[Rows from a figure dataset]

+++

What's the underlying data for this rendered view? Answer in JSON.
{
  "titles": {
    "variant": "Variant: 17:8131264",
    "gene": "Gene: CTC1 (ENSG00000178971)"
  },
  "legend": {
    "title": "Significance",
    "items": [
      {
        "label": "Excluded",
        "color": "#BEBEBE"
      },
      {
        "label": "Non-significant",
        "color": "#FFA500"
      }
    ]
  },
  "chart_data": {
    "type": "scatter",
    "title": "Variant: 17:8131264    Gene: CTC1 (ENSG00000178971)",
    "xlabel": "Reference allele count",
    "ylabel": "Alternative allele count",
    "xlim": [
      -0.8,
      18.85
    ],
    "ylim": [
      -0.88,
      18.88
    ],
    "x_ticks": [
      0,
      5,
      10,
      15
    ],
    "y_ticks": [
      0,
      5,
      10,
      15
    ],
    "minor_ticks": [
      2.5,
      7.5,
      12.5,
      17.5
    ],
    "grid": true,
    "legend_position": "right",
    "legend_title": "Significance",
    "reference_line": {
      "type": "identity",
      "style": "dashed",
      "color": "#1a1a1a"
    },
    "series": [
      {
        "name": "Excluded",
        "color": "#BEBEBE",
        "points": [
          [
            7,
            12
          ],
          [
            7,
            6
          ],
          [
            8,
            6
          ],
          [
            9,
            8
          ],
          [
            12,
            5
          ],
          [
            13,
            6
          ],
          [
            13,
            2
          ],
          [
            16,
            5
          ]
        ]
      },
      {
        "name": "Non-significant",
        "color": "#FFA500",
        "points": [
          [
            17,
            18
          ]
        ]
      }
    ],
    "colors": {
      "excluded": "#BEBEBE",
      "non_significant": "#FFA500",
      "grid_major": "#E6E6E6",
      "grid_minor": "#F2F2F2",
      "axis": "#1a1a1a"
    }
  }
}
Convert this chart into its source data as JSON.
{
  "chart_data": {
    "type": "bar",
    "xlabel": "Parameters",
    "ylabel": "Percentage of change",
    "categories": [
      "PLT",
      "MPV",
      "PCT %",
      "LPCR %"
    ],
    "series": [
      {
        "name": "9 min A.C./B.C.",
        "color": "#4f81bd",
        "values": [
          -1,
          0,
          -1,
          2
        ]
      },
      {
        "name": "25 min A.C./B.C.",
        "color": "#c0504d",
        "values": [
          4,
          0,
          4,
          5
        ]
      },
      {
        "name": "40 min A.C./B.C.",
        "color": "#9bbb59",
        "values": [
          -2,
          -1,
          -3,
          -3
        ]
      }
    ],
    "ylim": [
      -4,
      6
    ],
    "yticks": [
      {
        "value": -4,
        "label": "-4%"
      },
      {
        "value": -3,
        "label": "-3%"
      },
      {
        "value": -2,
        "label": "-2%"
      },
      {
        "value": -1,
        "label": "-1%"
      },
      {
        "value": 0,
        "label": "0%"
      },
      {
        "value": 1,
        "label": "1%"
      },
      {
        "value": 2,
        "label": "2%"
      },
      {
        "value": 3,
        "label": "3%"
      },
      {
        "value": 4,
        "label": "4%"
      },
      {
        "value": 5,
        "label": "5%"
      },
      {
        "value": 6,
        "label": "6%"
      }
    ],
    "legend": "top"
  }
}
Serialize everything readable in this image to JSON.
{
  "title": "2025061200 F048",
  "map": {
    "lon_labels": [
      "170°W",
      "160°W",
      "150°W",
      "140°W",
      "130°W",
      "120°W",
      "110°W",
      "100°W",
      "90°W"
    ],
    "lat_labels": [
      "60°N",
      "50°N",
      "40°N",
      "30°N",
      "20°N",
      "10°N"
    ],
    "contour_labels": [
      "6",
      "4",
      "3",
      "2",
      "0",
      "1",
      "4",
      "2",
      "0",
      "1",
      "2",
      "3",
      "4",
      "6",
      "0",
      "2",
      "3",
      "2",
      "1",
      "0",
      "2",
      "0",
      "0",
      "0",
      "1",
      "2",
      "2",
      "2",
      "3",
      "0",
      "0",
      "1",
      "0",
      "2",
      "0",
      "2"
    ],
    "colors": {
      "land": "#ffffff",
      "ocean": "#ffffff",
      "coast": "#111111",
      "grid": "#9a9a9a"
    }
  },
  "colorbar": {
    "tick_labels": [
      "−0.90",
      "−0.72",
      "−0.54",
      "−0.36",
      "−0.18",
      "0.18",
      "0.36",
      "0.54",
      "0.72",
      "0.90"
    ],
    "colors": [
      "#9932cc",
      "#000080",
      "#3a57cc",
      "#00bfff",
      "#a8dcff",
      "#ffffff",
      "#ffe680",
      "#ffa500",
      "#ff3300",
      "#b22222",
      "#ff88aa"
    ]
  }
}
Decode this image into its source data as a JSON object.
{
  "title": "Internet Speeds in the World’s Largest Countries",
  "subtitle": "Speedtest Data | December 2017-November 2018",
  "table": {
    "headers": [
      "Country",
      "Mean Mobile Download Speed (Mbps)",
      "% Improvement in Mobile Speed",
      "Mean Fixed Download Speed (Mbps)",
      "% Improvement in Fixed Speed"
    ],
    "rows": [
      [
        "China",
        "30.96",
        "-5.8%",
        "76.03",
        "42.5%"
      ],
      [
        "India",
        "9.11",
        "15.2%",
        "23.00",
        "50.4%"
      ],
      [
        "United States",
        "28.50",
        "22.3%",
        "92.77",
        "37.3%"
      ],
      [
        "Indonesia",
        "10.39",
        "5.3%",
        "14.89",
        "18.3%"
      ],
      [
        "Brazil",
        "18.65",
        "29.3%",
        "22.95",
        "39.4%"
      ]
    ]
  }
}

+++

▸ **What to work on**:
Output the lines above verbatim and in full.

▸ **Exercise output**:
What's the underlying data for this rendered view? Answer in JSON.
{
  "titles": {
    "variant": "Variant: 17:8131264",
    "gene": "Gene: CTC1 (ENSG00000178971)"
  },
  "legend": {
    "title": "Significance",
    "items": [
      {
        "label": "Excluded",
        "color": "#BEBEBE"
      },
      {
        "label": "Non-significant",
        "color": "#FFA500"
      }
    ]
  },
  "chart_data": {
    "type": "scatter",
    "title": "Variant: 17:8131264    Gene: CTC1 (ENSG00000178971)",
    "xlabel": "Reference allele count",
    "ylabel": "Alternative allele count",
    "xlim": [
      -0.8,
      18.85
    ],
    "ylim": [
      -0.88,
      18.88
    ],
    "x_ticks": [
      0,
      5,
      10,
      15
    ],
    "y_ticks": [
      0,
      5,
      10,
      15
    ],
    "minor_ticks": [
      2.5,
      7.5,
      12.5,
      17.5
    ],
    "grid": true,
    "legend_position": "right",
    "legend_title": "Significance",
    "reference_line": {
      "type": "identity",
      "style": "dashed",
      "color": "#1a1a1a"
    },
    "series": [
      {
        "name": "Excluded",
        "color": "#BEBEBE",
        "points": [
          [
            7,
            12
          ],
          [
            7,
            6
          ],
          [
            8,
            6
          ],
          [
            9,
            8
          ],
          [
            12,
            5
          ],
          [
            13,
            6
          ],
          [
            13,
            2
          ],
          [
            16,
            5
          ]
        ]
      },
      {
        "name": "Non-significant",
        "color": "#FFA500",
        "points": [
          [
            17,
            18
          ]
        ]
      }
    ],
    "colors": {
      "excluded": "#BEBEBE",
      "non_significant": "#FFA500",
      "grid_major": "#E6E6E6",
      "grid_minor": "#F2F2F2",
      "axis": "#1a1a1a"
    }
  }
}
Convert this chart into its source data as JSON.
{
  "chart_data": {
    "type": "bar",
    "xlabel": "Parameters",
    "ylabel": "Percentage of change",
    "categories": [
      "PLT",
      "MPV",
      "PCT %",
      "LPCR %"
    ],
    "series": [
      {
        "name": "9 min A.C./B.C.",
        "color": "#4f81bd",
        "values": [
          -1,
          0,
          -1,
          2
        ]
      },
      {
        "name": "25 min A.C./B.C.",
        "color": "#c0504d",
        "values": [
          4,
          0,
          4,
          5
        ]
      },
      {
        "name": "40 min A.C./B.C.",
        "color": "#9bbb59",
        "values": [
          -2,
          -1,
          -3,
          -3
        ]
      }
    ],
    "ylim": [
      -4,
      6
    ],
    "yticks": [
      {
        "value": -4,
        "label": "-4%"
      },
      {
        "value": -3,
        "label": "-3%"
      },
      {
        "value": -2,
        "label": "-2%"
      },
      {
        "value": -1,
        "label": "-1%"
      },
      {
        "value": 0,
        "label": "0%"
      },
      {
        "value": 1,
        "label": "1%"
      },
      {
        "value": 2,
        "label": "2%"
      },
      {
        "value": 3,
        "label": "3%"
      },
      {
        "value": 4,
        "label": "4%"
      },
      {
        "value": 5,
        "label": "5%"
      },
      {
        "value": 6,
        "label": "6%"
      }
    ],
    "legend": "top"
  }
}
Serialize everything readable in this image to JSON.
{
  "title": "2025061200 F048",
  "map": {
    "lon_labels": [
      "170°W",
      "160°W",
      "150°W",
      "140°W",
      "130°W",
      "120°W",
      "110°W",
      "100°W",
      "90°W"
    ],
    "lat_labels": [
      "60°N",
      "50°N",
      "40°N",
      "30°N",
      "20°N",
      "10°N"
    ],
    "contour_labels": [
      "6",
      "4",
      "3",
      "2",
      "0",
      "1",
      "4",
      "2",
      "0",
      "1",
      "2",
      "3",
      "4",
      "6",
      "0",
      "2",
      "3",
      "2",
      "1",
      "0",
      "2",
      "0",
      "0",
      "0",
      "1",
      "2",
      "2",
      "2",
      "3",
      "0",
      "0",
      "1",
      "0",
      "2",
      "0",
      "2"
    ],
    "colors": {
      "land": "#ffffff",
      "ocean": "#ffffff",
      "coast": "#111111",
      "grid": "#9a9a9a"
    }
  },
  "colorbar": {
    "tick_labels": [
      "−0.90",
      "−0.72",
      "−0.54",
      "−0.36",
      "−0.18",
      "0.18",
      "0.36",
      "0.54",
      "0.72",
      "0.90"
    ],
    "colors": [
      "#9932cc",
      "#000080",
      "#3a57cc",
      "#00bfff",
      "#a8dcff",
      "#ffffff",
      "#ffe680",
      "#ffa500",
      "#ff3300",
      "#b22222",
      "#ff88aa"
    ]
  }
}
Decode this image into its source data as a JSON object.
{
  "title": "Internet Speeds in the World’s Largest Countries",
  "subtitle": "Speedtest Data | December 2017-November 2018",
  "table": {
    "headers": [
      "Country",
      "Mean Mobile Download Speed (Mbps)",
      "% Improvement in Mobile Speed",
      "Mean Fixed Download Speed (Mbps)",
      "% Improvement in Fixed Speed"
    ],
    "rows": [
      [
        "China",
        "30.96",
        "-5.8%",
        "76.03",
        "42.5%"
      ],
      [
        "India",
        "9.11",
        "15.2%",
        "23.00",
        "50.4%"
      ],
      [
        "United States",
        "28.50",
        "22.3%",
        "92.77",
        "37.3%"
      ],
      [
        "Indonesia",
        "10.39",
        "5.3%",
        "14.89",
        "18.3%"
      ],
      [
        "Brazil",
        "18.65",
        "29.3%",
        "22.95",
        "39.4%"
      ]
    ]
  }
}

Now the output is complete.